+++ RECORDS TO USE

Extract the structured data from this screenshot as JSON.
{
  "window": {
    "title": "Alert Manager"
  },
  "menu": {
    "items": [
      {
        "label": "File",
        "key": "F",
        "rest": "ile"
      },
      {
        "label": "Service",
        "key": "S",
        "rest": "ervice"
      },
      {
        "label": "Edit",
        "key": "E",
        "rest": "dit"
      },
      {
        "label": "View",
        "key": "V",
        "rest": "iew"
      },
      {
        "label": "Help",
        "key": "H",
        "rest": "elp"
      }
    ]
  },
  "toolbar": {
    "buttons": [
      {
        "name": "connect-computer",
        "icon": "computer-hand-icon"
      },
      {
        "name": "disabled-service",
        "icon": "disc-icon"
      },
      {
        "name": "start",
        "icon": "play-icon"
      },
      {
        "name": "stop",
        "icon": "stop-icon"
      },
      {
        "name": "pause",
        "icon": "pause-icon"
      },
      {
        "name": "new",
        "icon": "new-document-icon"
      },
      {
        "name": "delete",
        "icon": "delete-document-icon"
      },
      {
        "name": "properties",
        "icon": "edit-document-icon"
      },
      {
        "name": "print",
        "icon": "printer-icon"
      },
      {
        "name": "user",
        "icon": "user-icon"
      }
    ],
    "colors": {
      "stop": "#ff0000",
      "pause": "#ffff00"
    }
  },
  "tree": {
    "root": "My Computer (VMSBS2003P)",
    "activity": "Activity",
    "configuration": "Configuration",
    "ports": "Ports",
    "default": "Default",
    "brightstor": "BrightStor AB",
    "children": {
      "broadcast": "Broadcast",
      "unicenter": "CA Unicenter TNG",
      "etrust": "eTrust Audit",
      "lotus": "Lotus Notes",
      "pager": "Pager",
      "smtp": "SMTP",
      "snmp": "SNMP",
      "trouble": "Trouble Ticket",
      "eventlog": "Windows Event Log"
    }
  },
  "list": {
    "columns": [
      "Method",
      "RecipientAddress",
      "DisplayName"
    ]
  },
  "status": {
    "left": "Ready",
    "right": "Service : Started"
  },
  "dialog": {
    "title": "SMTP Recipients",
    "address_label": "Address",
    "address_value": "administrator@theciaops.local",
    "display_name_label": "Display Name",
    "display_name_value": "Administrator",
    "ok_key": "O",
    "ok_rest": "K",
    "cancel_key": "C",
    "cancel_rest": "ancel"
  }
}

++++++
+++ RECORDS TO USE

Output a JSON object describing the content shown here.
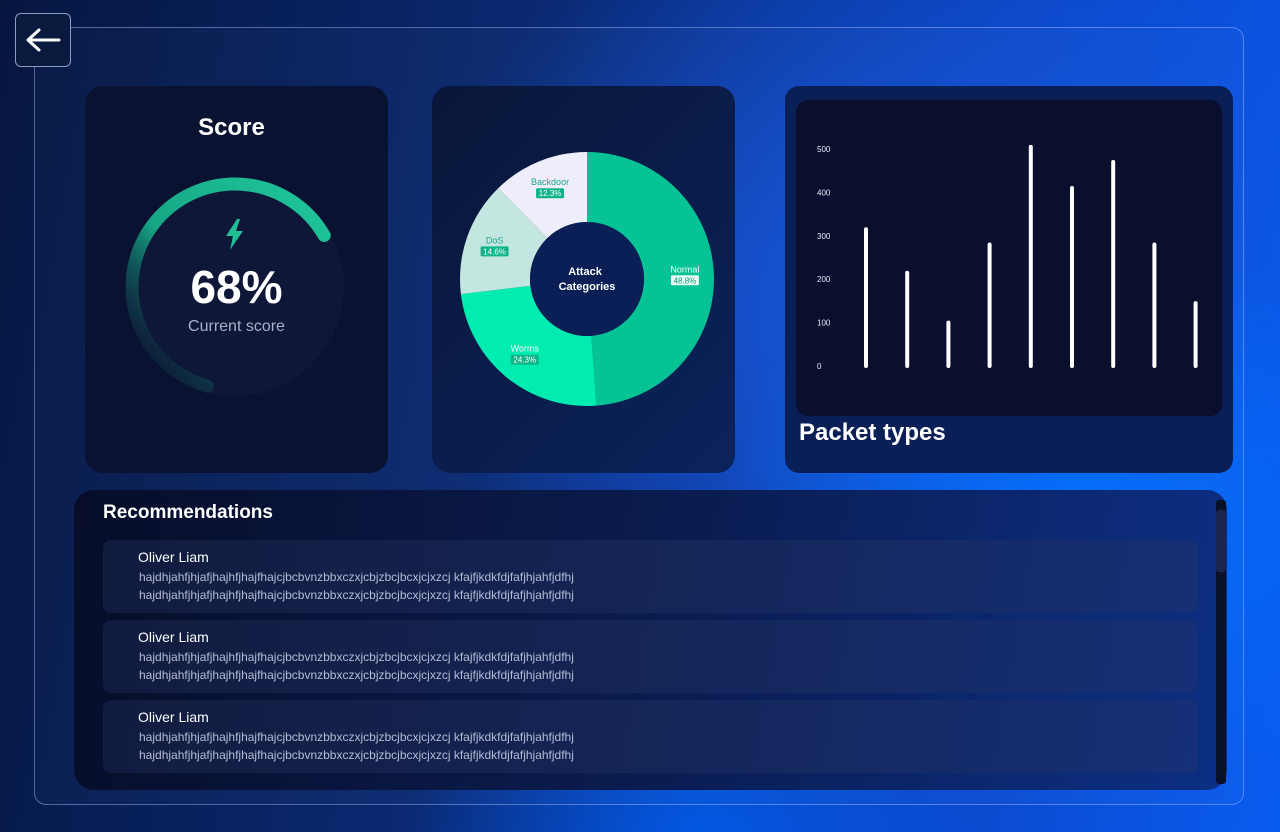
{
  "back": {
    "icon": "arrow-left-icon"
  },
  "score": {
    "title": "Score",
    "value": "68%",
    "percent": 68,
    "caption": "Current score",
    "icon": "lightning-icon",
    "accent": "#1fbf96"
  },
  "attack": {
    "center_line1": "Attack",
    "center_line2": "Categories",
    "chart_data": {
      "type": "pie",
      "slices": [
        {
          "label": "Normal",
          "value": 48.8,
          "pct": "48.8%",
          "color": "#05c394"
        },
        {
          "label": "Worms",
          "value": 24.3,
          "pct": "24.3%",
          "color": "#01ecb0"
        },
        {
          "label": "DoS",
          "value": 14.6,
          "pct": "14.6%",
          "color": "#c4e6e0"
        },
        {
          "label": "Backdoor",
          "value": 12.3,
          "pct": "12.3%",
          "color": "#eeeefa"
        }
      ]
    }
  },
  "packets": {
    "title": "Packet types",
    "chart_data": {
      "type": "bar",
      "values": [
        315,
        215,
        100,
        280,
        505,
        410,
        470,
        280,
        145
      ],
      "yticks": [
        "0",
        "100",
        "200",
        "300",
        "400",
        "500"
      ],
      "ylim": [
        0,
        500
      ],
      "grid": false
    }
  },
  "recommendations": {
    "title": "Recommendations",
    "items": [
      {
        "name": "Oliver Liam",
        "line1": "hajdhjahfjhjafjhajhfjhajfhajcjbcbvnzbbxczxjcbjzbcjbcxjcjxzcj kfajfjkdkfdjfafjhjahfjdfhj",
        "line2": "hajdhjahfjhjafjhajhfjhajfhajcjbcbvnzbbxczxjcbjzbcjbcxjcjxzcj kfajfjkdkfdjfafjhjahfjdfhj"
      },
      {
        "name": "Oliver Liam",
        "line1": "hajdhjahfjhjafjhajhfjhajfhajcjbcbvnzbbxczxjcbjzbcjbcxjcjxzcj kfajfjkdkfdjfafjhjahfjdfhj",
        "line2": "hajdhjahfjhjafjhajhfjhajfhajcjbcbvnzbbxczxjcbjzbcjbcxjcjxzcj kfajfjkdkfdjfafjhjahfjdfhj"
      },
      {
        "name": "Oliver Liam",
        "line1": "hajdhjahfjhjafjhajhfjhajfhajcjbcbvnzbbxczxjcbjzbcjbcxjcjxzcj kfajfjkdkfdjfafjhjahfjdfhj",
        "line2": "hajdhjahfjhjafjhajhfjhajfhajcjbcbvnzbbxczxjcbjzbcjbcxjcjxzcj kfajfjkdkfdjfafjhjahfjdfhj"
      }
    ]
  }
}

++++++
+++ RECORDS TO USE

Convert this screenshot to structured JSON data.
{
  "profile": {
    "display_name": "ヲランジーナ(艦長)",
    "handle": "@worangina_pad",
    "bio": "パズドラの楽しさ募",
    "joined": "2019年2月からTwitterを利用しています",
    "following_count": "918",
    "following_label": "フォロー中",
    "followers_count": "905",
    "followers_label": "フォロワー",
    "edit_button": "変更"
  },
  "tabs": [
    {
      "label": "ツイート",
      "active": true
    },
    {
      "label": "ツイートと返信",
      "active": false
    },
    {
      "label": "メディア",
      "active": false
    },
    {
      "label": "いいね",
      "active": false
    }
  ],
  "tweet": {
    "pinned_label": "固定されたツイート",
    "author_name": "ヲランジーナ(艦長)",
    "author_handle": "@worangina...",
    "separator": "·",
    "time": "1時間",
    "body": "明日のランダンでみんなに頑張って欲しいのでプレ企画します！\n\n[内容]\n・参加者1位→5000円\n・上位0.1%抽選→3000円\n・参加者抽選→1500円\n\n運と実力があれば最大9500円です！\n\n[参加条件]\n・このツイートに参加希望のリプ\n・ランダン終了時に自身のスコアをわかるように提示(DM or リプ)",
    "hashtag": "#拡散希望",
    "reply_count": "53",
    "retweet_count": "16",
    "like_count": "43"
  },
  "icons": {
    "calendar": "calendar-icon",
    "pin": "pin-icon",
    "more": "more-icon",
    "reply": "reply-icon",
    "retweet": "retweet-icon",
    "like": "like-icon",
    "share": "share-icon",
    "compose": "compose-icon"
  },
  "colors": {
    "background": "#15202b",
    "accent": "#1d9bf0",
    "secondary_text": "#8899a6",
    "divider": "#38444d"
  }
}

++++++

## EXERCISE DIRECTIONS
Find all lines with "structured" in them and copy each one.

## RIGHT ANSWER
Extract the structured data from this screenshot as JSON.
Convert this screenshot to structured JSON data.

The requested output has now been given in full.